§ Task objective
Using the records that follow, copy every line containing the word "variant".

Records for this exercise start

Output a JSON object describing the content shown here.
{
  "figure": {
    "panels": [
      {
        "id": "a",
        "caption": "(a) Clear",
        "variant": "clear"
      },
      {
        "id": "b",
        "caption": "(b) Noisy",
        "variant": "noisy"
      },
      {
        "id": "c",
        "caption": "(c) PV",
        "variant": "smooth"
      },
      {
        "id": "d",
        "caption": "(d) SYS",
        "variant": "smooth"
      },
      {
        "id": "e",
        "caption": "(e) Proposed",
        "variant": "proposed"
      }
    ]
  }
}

Records for this exercise end

§ Reply
        "variant": "clear"
        "variant": "noisy"
        "variant": "smooth"
        "variant": "smooth"
        "variant": "proposed"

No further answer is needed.